Please give these rows again, swapping "Patent image size" for "Drawing size" throughout and keeping everything else the same. Leave the pictures out.

- _Available records_:
>> Start

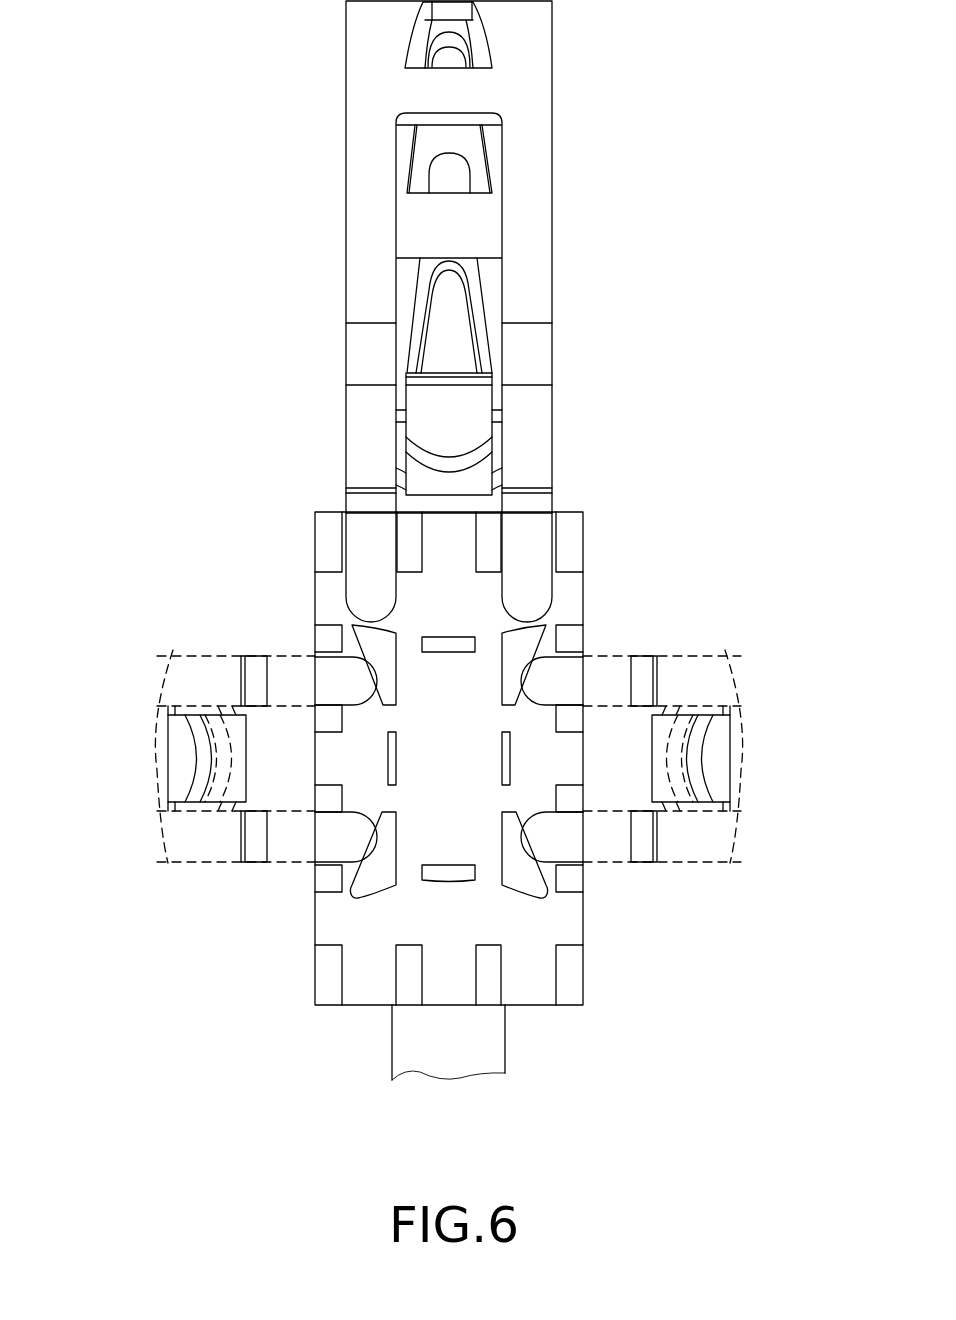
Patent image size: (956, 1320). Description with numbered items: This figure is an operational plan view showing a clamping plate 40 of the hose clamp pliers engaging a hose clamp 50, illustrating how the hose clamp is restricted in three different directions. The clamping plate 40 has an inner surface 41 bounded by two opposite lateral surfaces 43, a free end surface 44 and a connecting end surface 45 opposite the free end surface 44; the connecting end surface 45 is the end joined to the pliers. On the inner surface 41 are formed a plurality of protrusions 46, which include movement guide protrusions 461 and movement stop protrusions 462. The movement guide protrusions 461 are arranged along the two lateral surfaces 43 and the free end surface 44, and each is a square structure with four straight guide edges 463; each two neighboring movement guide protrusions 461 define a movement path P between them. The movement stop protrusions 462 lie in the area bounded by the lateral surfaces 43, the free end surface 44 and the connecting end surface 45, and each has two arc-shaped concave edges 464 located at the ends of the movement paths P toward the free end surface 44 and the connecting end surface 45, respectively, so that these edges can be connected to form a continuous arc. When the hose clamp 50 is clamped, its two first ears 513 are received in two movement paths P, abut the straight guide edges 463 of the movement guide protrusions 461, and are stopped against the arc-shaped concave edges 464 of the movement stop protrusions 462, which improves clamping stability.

The hose clamp 50 is at (552, 86).
The clamping plate 40 is at (313, 556).
The inner surface 41 is at (325, 600).
The lateral surface 43 is at (583, 595).
The free end surface 44 is at (332, 512).
The connecting end surface 45 is at (530, 1005).
The protrusions 46 is at (377, 884).
The movement guide protrusion 461 is at (327, 875).
The movement stop protrusion 462 is at (377, 887).
The straight guide edge 463 is at (502, 543).
The arc-shaped concave edge 464 is at (504, 628).
The first ear 513 is at (527, 593).
The movement path P is at (343, 535).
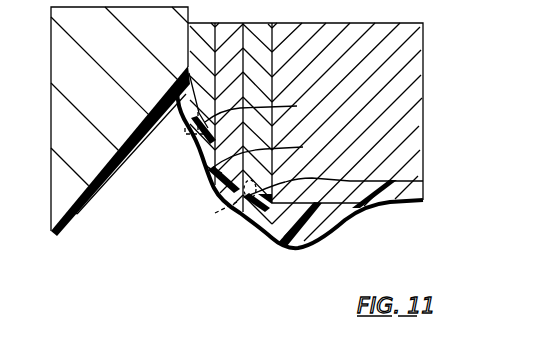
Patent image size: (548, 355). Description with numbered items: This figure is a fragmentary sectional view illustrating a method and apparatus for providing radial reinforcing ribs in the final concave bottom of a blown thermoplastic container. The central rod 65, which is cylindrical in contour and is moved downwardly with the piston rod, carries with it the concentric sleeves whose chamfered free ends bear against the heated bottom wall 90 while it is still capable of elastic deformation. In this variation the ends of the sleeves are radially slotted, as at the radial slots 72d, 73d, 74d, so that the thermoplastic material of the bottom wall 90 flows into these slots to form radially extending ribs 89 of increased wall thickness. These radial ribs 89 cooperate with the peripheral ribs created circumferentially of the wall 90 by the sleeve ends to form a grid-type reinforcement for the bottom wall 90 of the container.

The central rod 65 is at (413, 117).
The radial slot 72d is at (335, 180).
The radial slot 73d is at (274, 151).
The radial slot 74d is at (268, 108).
The radial ribs 89 is at (200, 167).
The bottom wall 90 is at (185, 183).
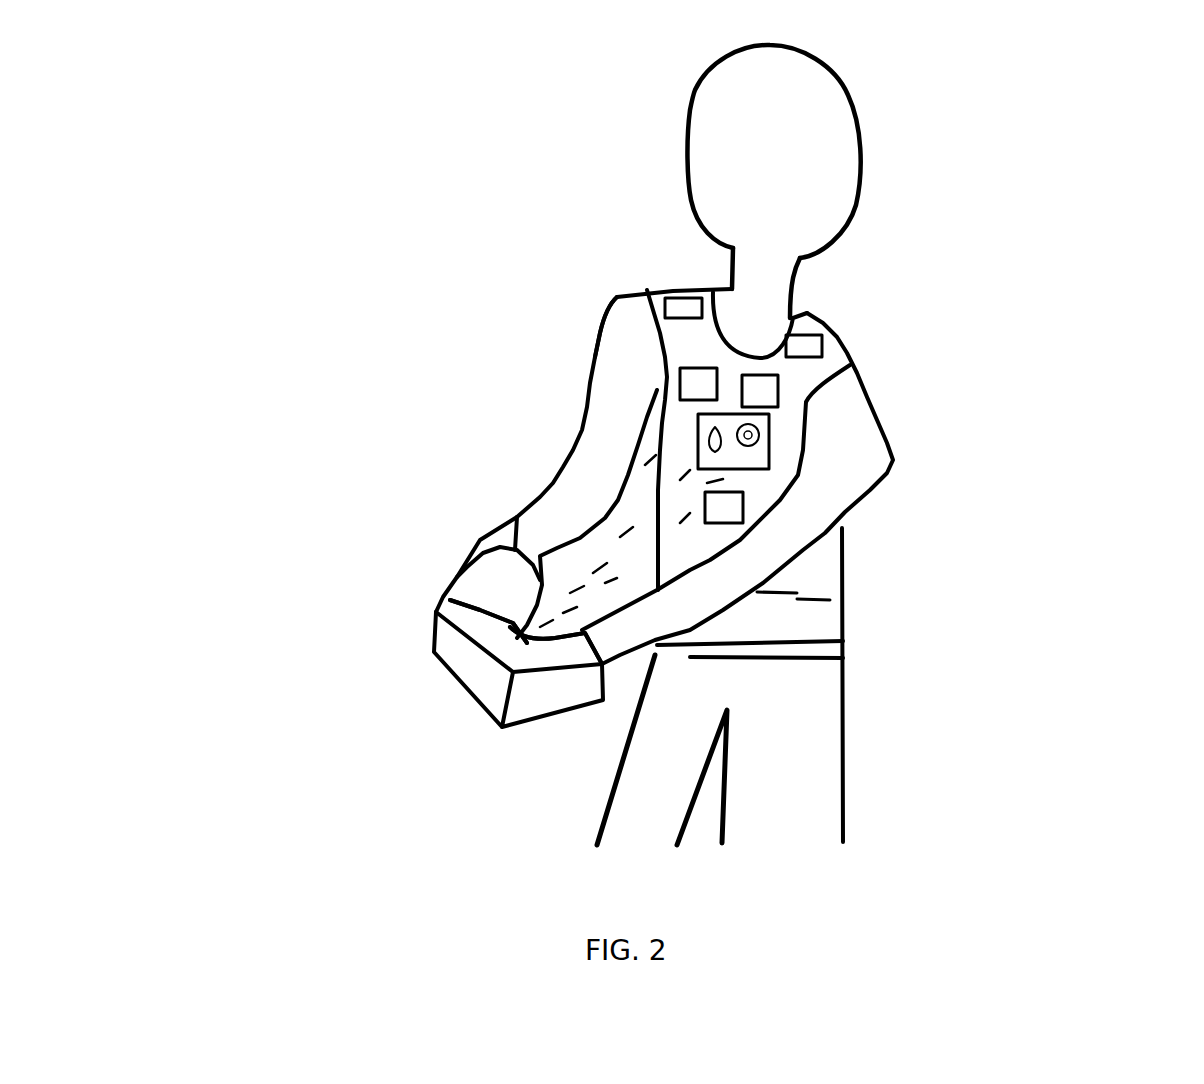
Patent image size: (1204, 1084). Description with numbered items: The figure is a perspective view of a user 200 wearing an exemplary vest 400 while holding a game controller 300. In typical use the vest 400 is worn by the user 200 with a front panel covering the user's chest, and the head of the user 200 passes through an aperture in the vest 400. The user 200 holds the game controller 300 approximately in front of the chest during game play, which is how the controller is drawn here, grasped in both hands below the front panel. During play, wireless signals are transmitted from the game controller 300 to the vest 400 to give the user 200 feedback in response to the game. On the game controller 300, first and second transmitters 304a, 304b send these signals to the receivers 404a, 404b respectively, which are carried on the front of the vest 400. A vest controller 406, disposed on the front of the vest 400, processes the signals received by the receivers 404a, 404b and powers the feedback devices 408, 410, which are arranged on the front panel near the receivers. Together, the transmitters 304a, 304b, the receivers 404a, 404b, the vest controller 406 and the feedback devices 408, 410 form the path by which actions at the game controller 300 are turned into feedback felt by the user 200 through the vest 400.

The user 200 is at (605, 335).
The game controller 300 is at (435, 650).
The first transmitter 304a is at (510, 627).
The second transmitter 304b is at (510, 627).
The vest 400 is at (800, 313).
The receiver 404a is at (738, 428).
The receiver 404b is at (708, 427).
The vest controller 406 is at (743, 508).
The feedback device 408 is at (780, 390).
The feedback device 410 is at (698, 368).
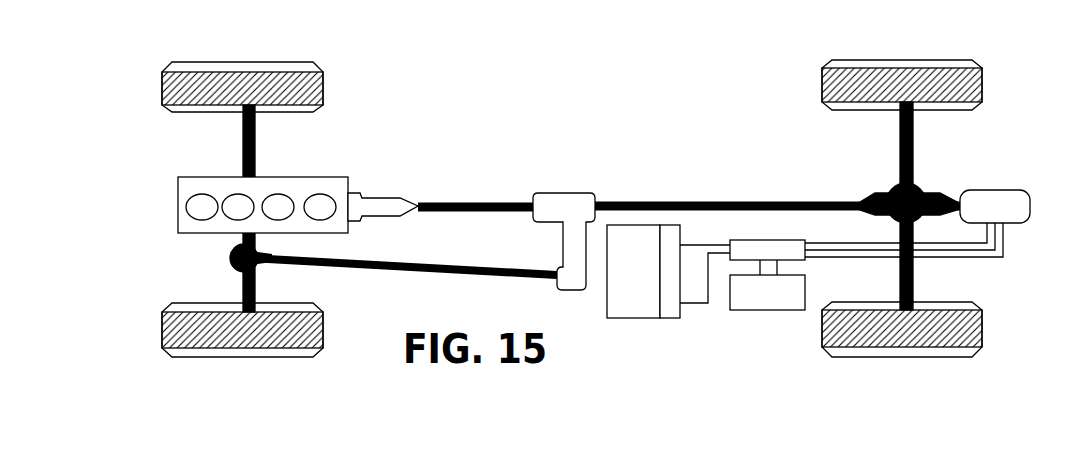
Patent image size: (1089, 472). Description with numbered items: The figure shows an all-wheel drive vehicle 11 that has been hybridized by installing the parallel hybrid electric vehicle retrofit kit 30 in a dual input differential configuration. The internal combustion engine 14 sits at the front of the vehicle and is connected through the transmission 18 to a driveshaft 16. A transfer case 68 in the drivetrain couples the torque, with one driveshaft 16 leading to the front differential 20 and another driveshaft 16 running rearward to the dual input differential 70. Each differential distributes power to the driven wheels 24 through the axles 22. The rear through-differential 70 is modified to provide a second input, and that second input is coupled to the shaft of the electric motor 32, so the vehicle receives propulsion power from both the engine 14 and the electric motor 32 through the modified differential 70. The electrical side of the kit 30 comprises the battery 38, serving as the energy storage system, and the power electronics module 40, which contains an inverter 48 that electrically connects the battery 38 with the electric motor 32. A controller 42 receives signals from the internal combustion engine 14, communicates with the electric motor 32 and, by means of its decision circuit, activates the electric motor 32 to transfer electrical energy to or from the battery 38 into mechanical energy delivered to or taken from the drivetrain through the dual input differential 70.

The vehicle 11 is at (470, 158).
The internal combustion engine 14 is at (268, 178).
The driveshaft 16 is at (448, 202).
The transmission 18 is at (352, 195).
The differential 20 is at (233, 255).
The axles 22 is at (243, 160).
The driven wheels 24 is at (175, 108).
The hybrid electric vehicle retrofit kit 30 is at (595, 315).
The electric motor 32 is at (1025, 193).
The battery 38 is at (622, 232).
The power electronics module 40 is at (672, 232).
The controller 42 is at (777, 322).
The inverter 48 is at (793, 240).
The transfer case 68 is at (548, 198).
The dual input differential 70 is at (920, 193).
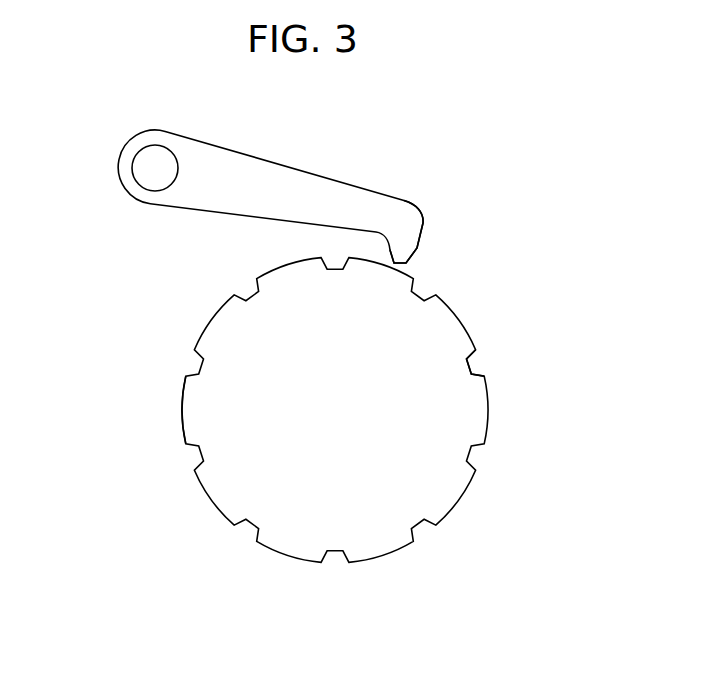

>> End

- _Solved problem_:
Drawing size: (956, 1320). Description with numbered items: This figure is an operational plan view showing a clamping plate 40 of the hose clamp pliers engaging a hose clamp 50, illustrating how the hose clamp is restricted in three different directions. The clamping plate 40 has an inner surface 41 bounded by two opposite lateral surfaces 43, a free end surface 44 and a connecting end surface 45 opposite the free end surface 44; the connecting end surface 45 is the end joined to the pliers. On the inner surface 41 are formed a plurality of protrusions 46, which include movement guide protrusions 461 and movement stop protrusions 462. The movement guide protrusions 461 are arranged along the two lateral surfaces 43 and the free end surface 44, and each is a square structure with four straight guide edges 463; each two neighboring movement guide protrusions 461 define a movement path P between them. The movement stop protrusions 462 lie in the area bounded by the lateral surfaces 43, the free end surface 44 and the connecting end surface 45, and each has two arc-shaped concave edges 464 located at the ends of the movement paths P toward the free end surface 44 and the connecting end surface 45, respectively, so that these edges can be connected to form a continuous arc. When the hose clamp 50 is clamped, its two first ears 513 are received in two movement paths P, abut the straight guide edges 463 of the movement guide protrusions 461, and are stopped against the arc-shaped concave edges 464 of the movement stop protrusions 462, which improves clamping stability.

The hose clamp 50 is at (552, 86).
The clamping plate 40 is at (313, 556).
The inner surface 41 is at (325, 600).
The lateral surface 43 is at (583, 595).
The free end surface 44 is at (332, 512).
The connecting end surface 45 is at (530, 1005).
The protrusions 46 is at (377, 884).
The movement guide protrusion 461 is at (327, 875).
The movement stop protrusion 462 is at (377, 887).
The straight guide edge 463 is at (502, 543).
The arc-shaped concave edge 464 is at (504, 628).
The first ear 513 is at (527, 593).
The movement path P is at (343, 535).
Drawing size: (548, 355). Description with numbered items: This figure is a fragmentary sectional view illustrating a method and apparatus for providing radial reinforcing ribs in the final concave bottom of a blown thermoplastic container. The central rod 65, which is cylindrical in contour and is moved downwardly with the piston rod, carries with it the concentric sleeves whose chamfered free ends bear against the heated bottom wall 90 while it is still capable of elastic deformation. In this variation the ends of the sleeves are radially slotted, as at the radial slots 72d, 73d, 74d, so that the thermoplastic material of the bottom wall 90 flows into these slots to form radially extending ribs 89 of increased wall thickness. These radial ribs 89 cooperate with the peripheral ribs created circumferentially of the wall 90 by the sleeve ends to form a grid-type reinforcement for the bottom wall 90 of the container.

The central rod 65 is at (413, 117).
The radial slot 72d is at (335, 180).
The radial slot 73d is at (274, 151).
The radial slot 74d is at (268, 108).
The radial ribs 89 is at (200, 167).
The bottom wall 90 is at (185, 183).
Drawing size: (1204, 1084). Description with numbered items: The figure is a perspective view of a user 200 wearing an exemplary vest 400 while holding a game controller 300. In typical use the vest 400 is worn by the user 200 with a front panel covering the user's chest, and the head of the user 200 passes through an aperture in the vest 400. The user 200 holds the game controller 300 approximately in front of the chest during game play, which is how the controller is drawn here, grasped in both hands below the front panel. During play, wireless signals are transmitted from the game controller 300 to the vest 400 to give the user 200 feedback in response to the game. On the game controller 300, first and second transmitters 304a, 304b send these signals to the receivers 404a, 404b respectively, which are carried on the front of the vest 400. A vest controller 406, disposed on the front of the vest 400, processes the signals received by the receivers 404a, 404b and powers the feedback devices 408, 410, which are arranged on the front panel near the receivers. Together, the transmitters 304a, 304b, the receivers 404a, 404b, the vest controller 406 and the feedback devices 408, 410 form the path by which actions at the game controller 300 are turned into feedback felt by the user 200 through the vest 400.

The user 200 is at (605, 335).
The game controller 300 is at (435, 650).
The first transmitter 304a is at (510, 627).
The second transmitter 304b is at (510, 627).
The vest 400 is at (800, 313).
The receiver 404a is at (738, 428).
The receiver 404b is at (708, 427).
The vest controller 406 is at (743, 508).
The feedback device 408 is at (780, 390).
The feedback device 410 is at (698, 368).
Drawing size: (1089, 472). Description with numbered items: The figure shows an all-wheel drive vehicle 11 that has been hybridized by installing the parallel hybrid electric vehicle retrofit kit 30 in a dual input differential configuration. The internal combustion engine 14 sits at the front of the vehicle and is connected through the transmission 18 to a driveshaft 16. A transfer case 68 in the drivetrain couples the torque, with one driveshaft 16 leading to the front differential 20 and another driveshaft 16 running rearward to the dual input differential 70. Each differential distributes power to the driven wheels 24 through the axles 22. The rear through-differential 70 is modified to provide a second input, and that second input is coupled to the shaft of the electric motor 32, so the vehicle receives propulsion power from both the engine 14 and the electric motor 32 through the modified differential 70. The electrical side of the kit 30 comprises the battery 38, serving as the energy storage system, and the power electronics module 40, which contains an inverter 48 that electrically connects the battery 38 with the electric motor 32. A controller 42 receives signals from the internal combustion engine 14, communicates with the electric motor 32 and, by means of its decision circuit, activates the electric motor 32 to transfer electrical energy to or from the battery 38 into mechanical energy delivered to or taken from the drivetrain through the dual input differential 70.

The vehicle 11 is at (470, 158).
The internal combustion engine 14 is at (268, 178).
The driveshaft 16 is at (448, 202).
The transmission 18 is at (352, 195).
The differential 20 is at (233, 255).
The axles 22 is at (243, 160).
The driven wheels 24 is at (175, 108).
The hybrid electric vehicle retrofit kit 30 is at (595, 315).
The electric motor 32 is at (1025, 193).
The battery 38 is at (622, 232).
The power electronics module 40 is at (672, 232).
The controller 42 is at (777, 322).
The inverter 48 is at (793, 240).
The transfer case 68 is at (548, 198).
The dual input differential 70 is at (920, 193).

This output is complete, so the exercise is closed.